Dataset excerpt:
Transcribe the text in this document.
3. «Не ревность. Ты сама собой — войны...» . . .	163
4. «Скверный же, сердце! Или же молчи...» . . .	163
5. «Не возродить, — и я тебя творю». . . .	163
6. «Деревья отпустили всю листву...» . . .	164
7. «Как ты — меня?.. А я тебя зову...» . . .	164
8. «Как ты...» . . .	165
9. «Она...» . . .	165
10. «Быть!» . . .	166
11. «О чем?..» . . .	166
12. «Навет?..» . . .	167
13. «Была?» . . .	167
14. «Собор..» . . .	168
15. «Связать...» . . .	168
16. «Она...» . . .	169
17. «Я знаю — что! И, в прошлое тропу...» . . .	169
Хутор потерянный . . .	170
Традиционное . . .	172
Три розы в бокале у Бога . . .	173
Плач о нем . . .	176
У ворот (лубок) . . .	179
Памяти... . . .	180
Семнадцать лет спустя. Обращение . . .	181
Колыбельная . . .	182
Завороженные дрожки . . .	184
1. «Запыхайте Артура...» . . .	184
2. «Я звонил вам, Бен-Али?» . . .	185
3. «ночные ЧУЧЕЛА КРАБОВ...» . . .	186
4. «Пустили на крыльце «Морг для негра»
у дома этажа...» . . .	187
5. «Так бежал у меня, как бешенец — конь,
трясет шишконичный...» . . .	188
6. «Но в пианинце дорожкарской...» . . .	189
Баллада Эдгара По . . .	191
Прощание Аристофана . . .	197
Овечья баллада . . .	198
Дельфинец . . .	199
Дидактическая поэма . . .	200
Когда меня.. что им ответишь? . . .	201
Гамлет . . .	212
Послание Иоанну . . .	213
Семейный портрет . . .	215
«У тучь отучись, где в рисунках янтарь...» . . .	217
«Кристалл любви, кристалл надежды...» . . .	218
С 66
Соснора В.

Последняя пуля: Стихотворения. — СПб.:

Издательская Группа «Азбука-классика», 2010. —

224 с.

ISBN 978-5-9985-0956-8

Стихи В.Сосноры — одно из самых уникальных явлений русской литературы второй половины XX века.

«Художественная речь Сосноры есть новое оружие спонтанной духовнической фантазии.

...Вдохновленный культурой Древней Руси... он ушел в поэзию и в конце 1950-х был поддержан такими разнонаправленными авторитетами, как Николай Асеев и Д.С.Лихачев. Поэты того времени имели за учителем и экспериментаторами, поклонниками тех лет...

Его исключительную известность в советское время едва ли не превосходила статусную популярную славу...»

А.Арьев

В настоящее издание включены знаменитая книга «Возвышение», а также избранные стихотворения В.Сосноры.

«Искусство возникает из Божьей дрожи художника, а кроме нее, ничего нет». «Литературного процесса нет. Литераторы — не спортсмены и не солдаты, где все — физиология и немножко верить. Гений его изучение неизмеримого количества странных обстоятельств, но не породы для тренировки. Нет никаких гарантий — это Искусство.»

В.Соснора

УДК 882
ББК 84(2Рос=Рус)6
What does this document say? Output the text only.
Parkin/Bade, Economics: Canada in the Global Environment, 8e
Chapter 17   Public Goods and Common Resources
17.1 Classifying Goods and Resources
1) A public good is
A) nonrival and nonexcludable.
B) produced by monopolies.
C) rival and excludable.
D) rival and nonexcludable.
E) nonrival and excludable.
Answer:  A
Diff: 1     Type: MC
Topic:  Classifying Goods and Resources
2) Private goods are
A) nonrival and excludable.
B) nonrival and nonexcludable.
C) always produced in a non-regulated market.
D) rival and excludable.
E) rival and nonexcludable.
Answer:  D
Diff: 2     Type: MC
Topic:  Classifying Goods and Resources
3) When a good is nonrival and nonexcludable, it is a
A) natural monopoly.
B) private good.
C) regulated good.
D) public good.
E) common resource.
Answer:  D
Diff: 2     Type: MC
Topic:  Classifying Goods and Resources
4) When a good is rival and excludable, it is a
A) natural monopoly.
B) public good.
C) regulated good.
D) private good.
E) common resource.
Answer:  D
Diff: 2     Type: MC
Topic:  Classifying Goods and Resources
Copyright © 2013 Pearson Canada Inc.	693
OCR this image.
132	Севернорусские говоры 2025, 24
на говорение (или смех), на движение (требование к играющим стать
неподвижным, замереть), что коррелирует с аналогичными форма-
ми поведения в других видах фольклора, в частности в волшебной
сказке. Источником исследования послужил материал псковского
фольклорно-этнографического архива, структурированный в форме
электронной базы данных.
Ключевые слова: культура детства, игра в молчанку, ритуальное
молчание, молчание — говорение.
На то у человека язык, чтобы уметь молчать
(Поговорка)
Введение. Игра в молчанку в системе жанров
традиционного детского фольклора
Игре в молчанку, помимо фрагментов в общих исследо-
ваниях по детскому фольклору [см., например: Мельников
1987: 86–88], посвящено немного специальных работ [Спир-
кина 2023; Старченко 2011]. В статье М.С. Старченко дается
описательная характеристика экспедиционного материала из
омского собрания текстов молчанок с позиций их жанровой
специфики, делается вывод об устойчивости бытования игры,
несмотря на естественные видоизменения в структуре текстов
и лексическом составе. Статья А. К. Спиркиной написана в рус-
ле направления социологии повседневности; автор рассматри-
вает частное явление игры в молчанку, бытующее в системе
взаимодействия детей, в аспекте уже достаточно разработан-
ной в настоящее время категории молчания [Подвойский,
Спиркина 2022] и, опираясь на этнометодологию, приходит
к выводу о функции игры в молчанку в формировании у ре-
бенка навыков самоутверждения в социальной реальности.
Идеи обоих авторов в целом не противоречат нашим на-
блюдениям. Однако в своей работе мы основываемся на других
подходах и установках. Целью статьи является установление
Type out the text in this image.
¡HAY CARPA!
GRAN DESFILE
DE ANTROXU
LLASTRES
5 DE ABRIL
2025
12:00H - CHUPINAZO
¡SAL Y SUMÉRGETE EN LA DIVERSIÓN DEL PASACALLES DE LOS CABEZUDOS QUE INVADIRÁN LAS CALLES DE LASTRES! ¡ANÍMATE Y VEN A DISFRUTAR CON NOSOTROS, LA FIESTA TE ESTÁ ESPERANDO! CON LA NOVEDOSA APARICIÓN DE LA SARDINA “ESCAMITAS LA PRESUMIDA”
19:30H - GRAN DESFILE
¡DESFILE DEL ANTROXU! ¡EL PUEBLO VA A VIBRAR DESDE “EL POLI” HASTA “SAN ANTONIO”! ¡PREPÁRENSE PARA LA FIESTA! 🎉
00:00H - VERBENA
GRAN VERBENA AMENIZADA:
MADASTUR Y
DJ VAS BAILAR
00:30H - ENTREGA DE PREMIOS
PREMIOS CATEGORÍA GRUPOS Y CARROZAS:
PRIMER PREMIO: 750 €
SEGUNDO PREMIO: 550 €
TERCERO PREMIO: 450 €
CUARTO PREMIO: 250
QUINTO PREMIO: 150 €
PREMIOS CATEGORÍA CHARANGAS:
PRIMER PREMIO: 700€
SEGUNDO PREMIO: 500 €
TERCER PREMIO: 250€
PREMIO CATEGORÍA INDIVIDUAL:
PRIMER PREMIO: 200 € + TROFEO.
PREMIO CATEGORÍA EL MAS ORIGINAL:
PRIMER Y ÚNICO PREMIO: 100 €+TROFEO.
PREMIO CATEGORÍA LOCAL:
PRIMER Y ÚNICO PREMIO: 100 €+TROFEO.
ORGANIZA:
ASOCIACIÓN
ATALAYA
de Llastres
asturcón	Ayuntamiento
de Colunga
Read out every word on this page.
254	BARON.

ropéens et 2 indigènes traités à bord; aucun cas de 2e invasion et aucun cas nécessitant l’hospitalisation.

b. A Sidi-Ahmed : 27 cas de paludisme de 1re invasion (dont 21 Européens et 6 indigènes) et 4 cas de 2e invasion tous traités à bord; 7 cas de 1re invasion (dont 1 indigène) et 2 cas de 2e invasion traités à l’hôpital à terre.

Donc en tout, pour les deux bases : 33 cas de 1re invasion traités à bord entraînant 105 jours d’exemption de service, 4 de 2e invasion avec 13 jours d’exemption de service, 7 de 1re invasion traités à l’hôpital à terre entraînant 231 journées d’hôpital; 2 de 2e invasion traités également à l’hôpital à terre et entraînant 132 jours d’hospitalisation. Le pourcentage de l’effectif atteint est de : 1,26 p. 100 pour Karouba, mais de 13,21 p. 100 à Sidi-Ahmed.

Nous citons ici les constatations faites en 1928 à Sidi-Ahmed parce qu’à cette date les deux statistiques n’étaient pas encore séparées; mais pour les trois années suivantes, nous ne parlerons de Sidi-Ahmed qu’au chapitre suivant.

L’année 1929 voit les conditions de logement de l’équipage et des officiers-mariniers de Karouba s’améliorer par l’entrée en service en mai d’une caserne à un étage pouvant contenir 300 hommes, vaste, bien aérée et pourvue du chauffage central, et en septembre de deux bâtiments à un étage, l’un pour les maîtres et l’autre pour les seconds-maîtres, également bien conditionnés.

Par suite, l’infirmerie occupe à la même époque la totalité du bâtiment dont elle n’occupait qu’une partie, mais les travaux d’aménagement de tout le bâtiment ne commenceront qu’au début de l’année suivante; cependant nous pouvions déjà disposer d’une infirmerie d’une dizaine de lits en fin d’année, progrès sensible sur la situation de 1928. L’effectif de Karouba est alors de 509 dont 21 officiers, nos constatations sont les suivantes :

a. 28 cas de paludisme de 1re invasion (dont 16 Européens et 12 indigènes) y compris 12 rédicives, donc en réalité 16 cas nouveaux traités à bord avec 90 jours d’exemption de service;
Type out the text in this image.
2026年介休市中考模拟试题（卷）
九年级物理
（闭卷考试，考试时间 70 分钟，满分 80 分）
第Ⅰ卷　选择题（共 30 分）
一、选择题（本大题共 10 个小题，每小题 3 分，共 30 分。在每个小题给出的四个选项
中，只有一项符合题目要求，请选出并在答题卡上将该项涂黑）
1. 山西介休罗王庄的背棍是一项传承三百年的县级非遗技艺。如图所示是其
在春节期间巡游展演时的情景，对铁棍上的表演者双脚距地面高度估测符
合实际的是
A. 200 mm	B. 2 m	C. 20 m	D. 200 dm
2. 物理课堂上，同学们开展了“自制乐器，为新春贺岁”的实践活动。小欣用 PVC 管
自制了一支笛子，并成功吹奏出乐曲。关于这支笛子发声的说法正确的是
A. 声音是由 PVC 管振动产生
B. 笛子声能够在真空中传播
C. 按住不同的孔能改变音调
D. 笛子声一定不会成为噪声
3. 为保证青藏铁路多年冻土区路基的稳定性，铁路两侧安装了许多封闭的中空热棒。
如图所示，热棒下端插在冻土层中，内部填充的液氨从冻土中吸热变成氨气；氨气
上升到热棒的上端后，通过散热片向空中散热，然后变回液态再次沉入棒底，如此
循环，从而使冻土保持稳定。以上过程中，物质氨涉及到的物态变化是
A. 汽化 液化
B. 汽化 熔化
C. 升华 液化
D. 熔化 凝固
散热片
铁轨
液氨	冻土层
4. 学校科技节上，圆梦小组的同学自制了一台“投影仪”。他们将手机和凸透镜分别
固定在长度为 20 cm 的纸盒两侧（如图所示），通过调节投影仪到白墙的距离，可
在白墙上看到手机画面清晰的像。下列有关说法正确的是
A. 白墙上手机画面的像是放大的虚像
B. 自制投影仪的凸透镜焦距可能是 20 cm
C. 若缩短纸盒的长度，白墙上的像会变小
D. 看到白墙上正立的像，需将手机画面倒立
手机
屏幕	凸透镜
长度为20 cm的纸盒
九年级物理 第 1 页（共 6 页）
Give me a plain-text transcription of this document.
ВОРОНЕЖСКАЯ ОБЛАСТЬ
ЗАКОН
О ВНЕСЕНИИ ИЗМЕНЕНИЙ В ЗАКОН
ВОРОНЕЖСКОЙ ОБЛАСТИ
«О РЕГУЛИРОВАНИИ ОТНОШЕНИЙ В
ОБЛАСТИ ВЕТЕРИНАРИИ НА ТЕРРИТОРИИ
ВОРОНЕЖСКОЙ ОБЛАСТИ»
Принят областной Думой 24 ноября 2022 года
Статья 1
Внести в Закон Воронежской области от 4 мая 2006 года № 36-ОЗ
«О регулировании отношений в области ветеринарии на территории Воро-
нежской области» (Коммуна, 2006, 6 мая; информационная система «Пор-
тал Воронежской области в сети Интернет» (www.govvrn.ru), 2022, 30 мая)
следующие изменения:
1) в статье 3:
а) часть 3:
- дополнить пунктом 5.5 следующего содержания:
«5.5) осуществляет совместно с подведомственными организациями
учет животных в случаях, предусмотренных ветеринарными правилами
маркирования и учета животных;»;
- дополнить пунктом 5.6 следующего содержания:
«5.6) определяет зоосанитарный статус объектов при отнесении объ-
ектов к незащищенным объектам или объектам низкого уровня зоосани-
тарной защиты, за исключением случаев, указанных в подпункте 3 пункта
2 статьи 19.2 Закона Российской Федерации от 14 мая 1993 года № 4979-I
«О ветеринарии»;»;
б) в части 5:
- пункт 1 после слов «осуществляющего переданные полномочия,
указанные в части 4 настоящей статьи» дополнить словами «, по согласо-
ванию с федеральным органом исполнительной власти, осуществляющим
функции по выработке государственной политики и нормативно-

▶ [AIM OF THE TASK] Find the string "nonrival" in the entries above and return each line that holds it.

▶ [EXERCISE SOLUTION]
A) nonrival and nonexcludable.
E) nonrival and excludable.
A) nonrival and excludable.
B) nonrival and nonexcludable.
3) When a good is nonrival and nonexcludable, it is a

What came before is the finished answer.